DATA SECTION:
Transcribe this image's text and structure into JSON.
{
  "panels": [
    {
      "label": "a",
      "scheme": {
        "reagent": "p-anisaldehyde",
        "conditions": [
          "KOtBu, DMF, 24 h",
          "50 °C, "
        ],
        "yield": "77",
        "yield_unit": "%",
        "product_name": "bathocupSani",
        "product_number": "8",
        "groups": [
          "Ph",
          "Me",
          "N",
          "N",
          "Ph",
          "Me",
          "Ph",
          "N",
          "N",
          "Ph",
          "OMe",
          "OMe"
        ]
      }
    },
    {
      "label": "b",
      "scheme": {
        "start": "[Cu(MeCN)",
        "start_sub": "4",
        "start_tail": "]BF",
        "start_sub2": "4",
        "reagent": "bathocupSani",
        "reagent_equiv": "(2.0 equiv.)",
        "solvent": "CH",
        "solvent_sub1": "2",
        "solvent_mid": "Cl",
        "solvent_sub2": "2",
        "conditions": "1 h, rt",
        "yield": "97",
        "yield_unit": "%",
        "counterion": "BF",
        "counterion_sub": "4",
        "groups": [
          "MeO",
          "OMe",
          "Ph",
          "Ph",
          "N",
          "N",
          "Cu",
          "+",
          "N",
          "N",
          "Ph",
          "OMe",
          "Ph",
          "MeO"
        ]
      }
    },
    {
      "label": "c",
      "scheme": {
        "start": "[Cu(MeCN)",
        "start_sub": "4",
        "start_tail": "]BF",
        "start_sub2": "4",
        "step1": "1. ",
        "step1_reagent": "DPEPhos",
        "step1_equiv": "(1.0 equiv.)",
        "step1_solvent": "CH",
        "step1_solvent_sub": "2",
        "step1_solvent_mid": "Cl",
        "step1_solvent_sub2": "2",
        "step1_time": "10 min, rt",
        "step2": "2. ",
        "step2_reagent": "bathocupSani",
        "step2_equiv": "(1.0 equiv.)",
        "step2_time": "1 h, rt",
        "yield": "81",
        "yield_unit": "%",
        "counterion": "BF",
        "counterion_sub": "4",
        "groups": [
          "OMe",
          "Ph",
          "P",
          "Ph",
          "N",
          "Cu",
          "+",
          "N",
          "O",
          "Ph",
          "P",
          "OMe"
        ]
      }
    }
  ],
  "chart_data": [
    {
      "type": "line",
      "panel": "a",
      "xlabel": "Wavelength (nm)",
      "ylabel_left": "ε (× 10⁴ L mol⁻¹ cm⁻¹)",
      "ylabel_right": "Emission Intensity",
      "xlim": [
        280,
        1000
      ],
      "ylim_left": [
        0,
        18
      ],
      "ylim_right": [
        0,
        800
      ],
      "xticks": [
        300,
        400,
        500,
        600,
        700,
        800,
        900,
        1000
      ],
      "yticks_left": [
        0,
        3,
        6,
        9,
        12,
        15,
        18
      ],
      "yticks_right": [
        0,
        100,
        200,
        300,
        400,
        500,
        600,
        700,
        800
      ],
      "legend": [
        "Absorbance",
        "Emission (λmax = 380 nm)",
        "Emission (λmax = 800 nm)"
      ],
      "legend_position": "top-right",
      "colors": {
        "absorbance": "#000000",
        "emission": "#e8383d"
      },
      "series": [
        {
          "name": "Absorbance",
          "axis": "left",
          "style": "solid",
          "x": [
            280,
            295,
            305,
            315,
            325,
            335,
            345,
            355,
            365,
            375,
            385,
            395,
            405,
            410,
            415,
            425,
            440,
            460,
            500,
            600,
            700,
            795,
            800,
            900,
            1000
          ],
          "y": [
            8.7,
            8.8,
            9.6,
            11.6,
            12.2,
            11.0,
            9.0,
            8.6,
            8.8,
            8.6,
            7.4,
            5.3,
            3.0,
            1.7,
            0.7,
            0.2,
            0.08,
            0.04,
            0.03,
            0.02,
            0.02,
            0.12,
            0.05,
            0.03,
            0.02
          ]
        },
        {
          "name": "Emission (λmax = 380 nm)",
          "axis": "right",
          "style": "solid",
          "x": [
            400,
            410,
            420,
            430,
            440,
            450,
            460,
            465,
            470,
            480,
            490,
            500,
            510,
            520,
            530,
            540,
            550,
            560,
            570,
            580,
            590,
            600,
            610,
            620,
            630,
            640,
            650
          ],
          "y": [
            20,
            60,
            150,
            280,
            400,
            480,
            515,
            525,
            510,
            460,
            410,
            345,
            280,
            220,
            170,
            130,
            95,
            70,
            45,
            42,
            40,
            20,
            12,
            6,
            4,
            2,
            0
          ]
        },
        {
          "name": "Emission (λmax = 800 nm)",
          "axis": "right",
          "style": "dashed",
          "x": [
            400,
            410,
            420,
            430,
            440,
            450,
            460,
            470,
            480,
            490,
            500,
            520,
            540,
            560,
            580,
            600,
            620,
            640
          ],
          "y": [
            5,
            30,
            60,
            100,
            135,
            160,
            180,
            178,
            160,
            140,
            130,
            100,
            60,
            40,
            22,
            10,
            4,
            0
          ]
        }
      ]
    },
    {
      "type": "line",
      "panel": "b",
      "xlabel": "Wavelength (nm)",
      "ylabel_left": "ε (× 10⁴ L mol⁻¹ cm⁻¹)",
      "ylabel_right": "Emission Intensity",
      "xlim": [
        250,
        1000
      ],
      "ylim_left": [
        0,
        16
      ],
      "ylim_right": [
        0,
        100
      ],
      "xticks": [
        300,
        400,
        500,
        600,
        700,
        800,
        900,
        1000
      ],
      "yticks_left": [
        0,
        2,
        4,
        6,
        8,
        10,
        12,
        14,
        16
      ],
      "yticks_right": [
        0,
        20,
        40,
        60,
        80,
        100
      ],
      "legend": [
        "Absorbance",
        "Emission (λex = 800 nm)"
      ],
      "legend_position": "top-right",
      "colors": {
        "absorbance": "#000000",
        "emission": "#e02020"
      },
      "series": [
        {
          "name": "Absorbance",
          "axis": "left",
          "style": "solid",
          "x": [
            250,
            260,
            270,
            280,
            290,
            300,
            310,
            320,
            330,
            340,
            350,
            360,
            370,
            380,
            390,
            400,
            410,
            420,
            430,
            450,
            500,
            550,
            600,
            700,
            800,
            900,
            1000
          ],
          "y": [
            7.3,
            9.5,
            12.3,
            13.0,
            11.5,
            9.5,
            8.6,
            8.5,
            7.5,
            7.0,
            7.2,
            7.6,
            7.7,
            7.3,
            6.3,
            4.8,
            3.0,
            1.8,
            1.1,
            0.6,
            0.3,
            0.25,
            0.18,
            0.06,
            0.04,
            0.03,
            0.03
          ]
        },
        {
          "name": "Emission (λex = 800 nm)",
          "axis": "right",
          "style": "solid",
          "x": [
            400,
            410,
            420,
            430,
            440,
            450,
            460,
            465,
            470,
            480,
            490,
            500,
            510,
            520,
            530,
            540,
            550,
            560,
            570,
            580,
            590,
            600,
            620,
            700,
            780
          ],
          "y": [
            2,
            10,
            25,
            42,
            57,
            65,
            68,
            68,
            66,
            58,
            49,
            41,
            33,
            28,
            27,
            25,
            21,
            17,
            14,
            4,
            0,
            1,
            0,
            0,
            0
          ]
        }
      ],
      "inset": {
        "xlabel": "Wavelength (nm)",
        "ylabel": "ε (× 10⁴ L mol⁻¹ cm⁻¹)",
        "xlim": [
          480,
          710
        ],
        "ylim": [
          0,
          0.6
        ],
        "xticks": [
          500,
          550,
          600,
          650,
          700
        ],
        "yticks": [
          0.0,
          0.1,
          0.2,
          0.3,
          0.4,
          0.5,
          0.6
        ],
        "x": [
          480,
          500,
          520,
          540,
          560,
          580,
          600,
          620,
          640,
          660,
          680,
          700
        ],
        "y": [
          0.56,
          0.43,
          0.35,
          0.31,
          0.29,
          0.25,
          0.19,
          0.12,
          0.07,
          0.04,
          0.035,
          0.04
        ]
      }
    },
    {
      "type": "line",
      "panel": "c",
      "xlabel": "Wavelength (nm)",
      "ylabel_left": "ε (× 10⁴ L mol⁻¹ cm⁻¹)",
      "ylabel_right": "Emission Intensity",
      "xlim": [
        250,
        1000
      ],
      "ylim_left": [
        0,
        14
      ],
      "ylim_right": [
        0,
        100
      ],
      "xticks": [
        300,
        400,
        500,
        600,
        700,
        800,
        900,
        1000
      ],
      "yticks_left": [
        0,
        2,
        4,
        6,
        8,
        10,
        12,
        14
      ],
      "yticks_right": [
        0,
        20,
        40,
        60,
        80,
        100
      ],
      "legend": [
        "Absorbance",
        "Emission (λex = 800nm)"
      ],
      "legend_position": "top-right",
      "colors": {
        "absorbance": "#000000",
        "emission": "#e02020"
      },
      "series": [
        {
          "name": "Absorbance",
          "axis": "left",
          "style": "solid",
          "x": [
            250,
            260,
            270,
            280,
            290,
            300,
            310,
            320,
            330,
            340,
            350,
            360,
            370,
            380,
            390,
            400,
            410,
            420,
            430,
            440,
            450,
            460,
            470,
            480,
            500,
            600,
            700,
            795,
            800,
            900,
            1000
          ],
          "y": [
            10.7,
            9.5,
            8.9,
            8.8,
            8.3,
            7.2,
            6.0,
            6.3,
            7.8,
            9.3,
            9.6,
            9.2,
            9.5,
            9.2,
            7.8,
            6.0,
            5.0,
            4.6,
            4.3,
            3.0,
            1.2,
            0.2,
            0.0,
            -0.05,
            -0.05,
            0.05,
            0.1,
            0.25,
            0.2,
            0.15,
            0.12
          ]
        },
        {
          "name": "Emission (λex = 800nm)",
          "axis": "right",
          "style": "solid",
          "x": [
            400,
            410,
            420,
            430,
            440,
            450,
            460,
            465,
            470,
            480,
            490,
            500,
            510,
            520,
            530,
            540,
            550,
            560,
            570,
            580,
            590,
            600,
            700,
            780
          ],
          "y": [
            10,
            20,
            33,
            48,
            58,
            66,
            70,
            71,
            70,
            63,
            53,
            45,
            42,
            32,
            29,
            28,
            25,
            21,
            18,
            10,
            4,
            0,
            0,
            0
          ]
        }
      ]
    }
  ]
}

THE PROBLEM: Copy every line that includes the string "bathocupSani" from the material above.

TASK OUTPUT:
        "product_name": "bathocupSani",
        "reagent": "bathocupSani",
        "step2_reagent": "bathocupSani",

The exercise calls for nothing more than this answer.